Pick out each line containing the string "icon" and copy it.
#### Records for the exercise ####
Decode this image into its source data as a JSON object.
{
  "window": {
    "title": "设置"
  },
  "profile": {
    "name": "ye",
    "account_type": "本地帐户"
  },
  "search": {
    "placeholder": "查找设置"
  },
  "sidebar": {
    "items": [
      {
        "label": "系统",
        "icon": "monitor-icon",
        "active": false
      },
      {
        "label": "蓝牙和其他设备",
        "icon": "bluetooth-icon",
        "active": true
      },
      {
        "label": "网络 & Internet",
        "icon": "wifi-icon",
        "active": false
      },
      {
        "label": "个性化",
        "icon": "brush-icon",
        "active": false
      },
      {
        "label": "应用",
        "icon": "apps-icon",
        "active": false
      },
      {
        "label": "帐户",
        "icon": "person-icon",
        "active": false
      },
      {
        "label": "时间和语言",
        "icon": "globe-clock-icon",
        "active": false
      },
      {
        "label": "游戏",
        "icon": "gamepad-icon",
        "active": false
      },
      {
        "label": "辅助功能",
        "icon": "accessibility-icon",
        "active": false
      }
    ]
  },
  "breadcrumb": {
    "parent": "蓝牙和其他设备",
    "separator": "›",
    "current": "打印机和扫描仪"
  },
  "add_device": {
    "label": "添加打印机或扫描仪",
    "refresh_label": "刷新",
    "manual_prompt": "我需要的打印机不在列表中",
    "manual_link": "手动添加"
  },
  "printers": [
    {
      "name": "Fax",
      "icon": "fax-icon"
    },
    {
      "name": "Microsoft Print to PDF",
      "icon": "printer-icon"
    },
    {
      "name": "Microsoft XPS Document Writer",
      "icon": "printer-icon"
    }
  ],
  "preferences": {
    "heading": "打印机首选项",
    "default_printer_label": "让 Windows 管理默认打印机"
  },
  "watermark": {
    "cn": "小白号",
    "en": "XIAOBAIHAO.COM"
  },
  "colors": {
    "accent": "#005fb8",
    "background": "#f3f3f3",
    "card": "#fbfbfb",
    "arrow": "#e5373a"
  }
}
####
• [Task result]
        "icon": "monitor-icon",
        "icon": "bluetooth-icon",
        "icon": "wifi-icon",
        "icon": "brush-icon",
        "icon": "apps-icon",
        "icon": "person-icon",
        "icon": "globe-clock-icon",
        "icon": "gamepad-icon",
        "icon": "accessibility-icon",
      "icon": "fax-icon"
      "icon": "printer-icon"
      "icon": "printer-icon"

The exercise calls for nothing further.